- [PASSAGE SHOWN]:
<<<<

This is the amount of money made by the financing bank in return of offering and administering the Personal Financing facility for you. In the context of the Tawarruq process, Profit is the difference between the selling price you pay to MBSB Bank by way of instalments and the cost price, see My Journey with MBSB Bank.
MBSB Bank calculates the Profit as a percentage of the current balance of your Financing Amount on a monthly basis. It is important to note that since the balance of the Financing Amount decreases every month, as you are making your monthly payments, the profit you pay every month also decreases. The ratio of the monthly profit to the current balance of the Financing Amount (after dividing it by 100 to give the value in percent) is the Effective Profit Rate (EPR). However, EPR does not necessarily remain unchanged during the entire financing term. This is because MBSB Bank applies a variable profit rate scheme, rather than a fixed one. This means the amount of Profit you have to pay may change during the financing term, see Risks.

>>>>

[Boxed element entries]

<<<<

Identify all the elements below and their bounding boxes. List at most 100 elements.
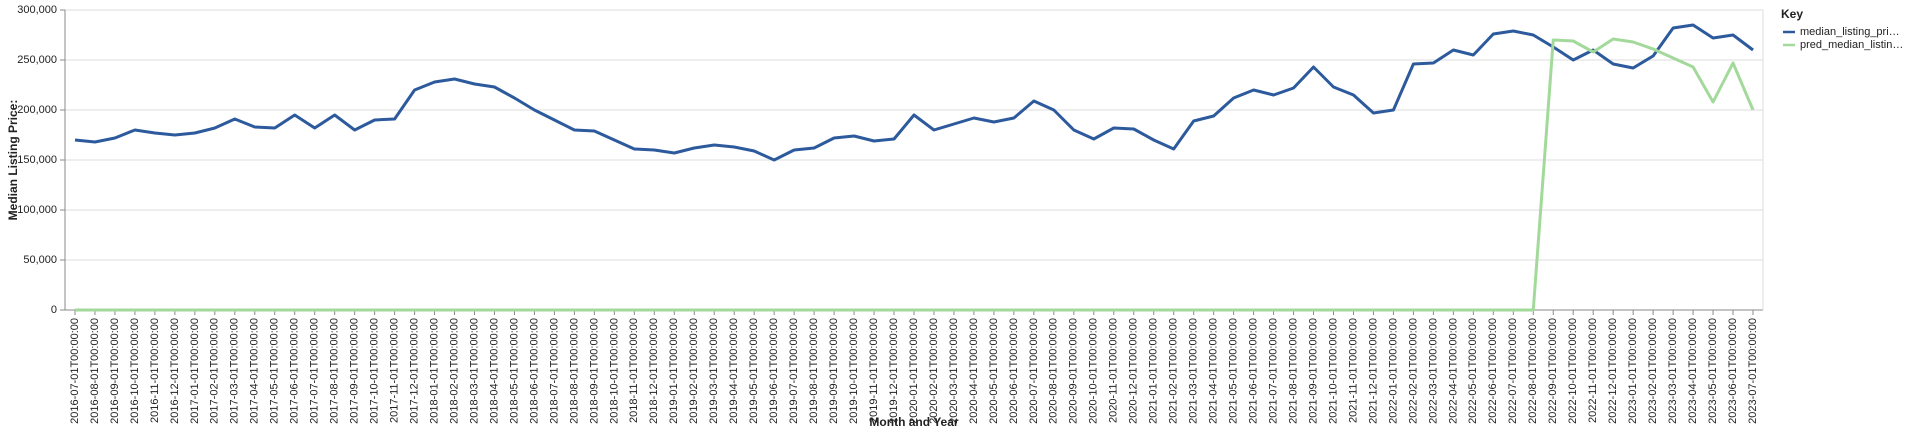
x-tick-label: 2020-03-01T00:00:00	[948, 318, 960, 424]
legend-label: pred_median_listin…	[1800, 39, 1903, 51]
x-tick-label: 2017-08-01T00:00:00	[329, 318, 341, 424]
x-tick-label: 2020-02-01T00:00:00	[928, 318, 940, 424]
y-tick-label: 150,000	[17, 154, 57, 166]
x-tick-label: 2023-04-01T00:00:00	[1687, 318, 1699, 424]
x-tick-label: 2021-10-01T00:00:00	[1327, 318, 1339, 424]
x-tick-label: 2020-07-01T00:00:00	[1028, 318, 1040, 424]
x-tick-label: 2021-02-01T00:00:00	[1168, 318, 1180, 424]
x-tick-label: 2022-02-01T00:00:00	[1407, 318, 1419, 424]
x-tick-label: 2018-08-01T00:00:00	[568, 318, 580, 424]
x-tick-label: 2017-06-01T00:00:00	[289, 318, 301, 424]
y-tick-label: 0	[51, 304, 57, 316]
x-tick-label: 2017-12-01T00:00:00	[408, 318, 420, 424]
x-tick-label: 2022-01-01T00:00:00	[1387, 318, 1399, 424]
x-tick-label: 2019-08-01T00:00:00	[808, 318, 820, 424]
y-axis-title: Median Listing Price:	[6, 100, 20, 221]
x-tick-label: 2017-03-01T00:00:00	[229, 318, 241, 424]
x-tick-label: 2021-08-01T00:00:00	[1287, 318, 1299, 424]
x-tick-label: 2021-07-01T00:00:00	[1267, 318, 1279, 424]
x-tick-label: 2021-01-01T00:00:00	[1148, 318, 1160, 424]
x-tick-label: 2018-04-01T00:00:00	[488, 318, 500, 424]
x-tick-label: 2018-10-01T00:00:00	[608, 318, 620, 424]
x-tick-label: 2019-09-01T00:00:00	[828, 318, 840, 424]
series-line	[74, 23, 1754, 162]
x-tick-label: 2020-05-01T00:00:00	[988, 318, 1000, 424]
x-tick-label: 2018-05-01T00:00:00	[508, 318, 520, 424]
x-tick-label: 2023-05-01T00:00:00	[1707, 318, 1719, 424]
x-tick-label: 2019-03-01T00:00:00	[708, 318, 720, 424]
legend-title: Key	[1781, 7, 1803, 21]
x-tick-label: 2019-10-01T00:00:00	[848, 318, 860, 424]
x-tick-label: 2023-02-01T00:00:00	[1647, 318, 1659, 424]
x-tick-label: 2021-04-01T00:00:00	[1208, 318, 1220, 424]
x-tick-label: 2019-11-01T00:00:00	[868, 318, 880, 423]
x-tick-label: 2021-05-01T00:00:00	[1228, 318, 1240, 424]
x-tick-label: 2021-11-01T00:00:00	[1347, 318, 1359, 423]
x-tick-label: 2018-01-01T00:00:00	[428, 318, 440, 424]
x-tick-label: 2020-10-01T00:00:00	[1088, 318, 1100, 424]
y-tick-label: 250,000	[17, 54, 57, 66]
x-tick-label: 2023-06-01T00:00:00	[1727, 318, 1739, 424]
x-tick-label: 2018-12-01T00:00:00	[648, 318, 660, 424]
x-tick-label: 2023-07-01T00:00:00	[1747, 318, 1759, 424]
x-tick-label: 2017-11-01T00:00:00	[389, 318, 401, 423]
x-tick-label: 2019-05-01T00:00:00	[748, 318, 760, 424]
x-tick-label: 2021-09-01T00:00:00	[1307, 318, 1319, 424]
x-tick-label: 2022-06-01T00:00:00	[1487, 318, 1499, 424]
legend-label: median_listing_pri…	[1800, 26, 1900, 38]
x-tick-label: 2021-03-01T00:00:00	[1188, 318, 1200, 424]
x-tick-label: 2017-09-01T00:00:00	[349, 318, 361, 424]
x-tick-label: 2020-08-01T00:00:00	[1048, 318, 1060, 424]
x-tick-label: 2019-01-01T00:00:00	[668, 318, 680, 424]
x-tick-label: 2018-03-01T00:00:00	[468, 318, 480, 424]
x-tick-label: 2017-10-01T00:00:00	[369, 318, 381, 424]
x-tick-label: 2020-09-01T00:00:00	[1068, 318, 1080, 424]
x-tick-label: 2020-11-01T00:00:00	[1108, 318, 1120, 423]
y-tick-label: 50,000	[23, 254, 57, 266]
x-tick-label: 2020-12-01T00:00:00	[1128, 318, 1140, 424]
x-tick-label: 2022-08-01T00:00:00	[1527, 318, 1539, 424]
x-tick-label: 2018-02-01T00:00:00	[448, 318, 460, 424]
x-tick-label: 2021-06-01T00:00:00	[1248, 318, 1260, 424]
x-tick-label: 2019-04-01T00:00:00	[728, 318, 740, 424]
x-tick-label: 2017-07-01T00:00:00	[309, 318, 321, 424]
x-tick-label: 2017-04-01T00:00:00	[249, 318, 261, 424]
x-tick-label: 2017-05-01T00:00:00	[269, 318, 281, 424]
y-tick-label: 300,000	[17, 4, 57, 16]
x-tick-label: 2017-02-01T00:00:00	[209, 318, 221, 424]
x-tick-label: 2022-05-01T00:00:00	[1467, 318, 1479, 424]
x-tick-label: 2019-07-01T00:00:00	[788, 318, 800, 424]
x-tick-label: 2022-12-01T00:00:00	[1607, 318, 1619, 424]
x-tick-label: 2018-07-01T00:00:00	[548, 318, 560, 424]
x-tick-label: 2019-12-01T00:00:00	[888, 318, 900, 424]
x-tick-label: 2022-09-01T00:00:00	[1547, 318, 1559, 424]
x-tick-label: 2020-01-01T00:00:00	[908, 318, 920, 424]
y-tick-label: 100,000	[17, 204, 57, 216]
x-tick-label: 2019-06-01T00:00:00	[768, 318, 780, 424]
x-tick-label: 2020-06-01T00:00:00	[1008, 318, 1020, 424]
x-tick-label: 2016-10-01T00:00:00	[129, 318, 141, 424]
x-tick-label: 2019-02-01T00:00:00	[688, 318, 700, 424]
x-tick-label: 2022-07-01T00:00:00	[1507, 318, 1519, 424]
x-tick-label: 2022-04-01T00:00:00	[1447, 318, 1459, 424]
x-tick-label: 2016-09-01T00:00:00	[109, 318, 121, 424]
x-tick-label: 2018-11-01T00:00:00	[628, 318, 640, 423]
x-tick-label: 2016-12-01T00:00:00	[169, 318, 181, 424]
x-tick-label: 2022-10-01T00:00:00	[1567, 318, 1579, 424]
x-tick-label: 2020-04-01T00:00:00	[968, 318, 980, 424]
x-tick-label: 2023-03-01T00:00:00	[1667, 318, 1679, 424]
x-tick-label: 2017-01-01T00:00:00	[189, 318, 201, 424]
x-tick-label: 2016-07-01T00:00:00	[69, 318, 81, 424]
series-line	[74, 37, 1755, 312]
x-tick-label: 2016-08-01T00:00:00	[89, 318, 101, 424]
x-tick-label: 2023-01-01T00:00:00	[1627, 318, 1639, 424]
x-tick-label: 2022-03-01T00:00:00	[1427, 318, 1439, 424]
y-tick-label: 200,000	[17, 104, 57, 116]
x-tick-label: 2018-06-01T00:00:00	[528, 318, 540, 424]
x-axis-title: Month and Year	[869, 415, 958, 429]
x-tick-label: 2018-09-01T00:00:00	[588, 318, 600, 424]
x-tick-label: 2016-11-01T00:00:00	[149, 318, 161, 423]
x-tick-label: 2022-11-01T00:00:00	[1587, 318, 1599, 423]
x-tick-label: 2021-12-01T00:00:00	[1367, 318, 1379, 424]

>>>>
<<<<

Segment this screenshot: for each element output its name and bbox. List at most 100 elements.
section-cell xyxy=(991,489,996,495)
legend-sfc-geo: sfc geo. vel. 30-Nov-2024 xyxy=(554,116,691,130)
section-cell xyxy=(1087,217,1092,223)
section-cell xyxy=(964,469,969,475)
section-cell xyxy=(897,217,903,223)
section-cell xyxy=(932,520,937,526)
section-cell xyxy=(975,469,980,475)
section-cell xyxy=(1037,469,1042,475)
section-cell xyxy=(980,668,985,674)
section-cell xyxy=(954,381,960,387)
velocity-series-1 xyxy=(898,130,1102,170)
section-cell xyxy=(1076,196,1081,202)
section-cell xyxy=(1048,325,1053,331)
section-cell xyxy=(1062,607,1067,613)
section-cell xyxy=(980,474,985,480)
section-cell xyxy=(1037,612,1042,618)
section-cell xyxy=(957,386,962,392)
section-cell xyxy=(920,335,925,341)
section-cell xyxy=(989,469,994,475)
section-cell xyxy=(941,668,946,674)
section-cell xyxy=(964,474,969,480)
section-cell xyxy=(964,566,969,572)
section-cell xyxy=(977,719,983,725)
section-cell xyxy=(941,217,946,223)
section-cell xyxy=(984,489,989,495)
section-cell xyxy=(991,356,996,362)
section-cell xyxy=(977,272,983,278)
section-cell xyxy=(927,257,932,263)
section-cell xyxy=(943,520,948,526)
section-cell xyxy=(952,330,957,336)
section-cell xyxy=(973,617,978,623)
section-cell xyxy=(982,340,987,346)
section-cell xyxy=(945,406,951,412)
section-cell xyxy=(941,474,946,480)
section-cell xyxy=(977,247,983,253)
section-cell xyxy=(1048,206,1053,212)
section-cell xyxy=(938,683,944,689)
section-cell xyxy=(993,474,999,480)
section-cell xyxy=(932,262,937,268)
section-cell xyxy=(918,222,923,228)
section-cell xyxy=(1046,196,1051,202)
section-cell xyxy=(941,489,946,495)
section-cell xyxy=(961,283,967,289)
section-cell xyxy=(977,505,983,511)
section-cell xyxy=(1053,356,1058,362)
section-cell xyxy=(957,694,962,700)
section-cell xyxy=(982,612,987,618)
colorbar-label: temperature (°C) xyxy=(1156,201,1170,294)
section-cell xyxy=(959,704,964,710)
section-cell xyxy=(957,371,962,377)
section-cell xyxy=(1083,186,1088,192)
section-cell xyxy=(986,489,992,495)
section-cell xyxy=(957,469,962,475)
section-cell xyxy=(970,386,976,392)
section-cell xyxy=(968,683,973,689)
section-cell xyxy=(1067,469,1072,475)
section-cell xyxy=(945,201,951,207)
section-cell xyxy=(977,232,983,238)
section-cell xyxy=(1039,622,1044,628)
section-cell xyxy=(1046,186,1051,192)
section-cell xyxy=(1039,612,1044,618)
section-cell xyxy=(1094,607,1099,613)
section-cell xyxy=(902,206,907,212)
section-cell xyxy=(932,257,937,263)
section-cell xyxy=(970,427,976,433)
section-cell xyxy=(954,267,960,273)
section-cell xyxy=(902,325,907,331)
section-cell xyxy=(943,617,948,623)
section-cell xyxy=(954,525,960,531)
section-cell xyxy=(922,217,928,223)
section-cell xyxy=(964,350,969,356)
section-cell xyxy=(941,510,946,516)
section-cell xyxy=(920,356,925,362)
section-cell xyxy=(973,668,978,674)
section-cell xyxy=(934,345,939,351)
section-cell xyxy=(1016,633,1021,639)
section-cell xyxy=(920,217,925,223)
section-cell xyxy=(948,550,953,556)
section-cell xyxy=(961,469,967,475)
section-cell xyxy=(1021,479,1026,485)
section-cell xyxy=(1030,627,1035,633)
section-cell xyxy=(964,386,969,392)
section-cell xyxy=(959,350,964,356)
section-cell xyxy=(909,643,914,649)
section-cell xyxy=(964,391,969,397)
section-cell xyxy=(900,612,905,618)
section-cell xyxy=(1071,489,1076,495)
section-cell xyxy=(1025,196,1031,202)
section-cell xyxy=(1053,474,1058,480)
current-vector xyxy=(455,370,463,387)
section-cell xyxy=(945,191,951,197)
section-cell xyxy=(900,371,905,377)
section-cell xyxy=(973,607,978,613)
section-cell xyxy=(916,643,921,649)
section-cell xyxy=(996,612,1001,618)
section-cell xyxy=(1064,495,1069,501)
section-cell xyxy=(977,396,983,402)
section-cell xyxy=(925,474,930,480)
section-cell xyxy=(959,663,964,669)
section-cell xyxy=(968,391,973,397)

>>>>

- [WHAT IS EXPECTED]: How would you put this sentence from the passage on MBSB Bank financing profit into Spanish: "This is because MBSB Bank applies a variable profit rate scheme, rather than a fixed one."?

- [SOLUTION TO THE EXERCISE]: Esto se debe a que MBSB Bank aplica un esquema de tasa de beneficio variable, en lugar de uno fijo.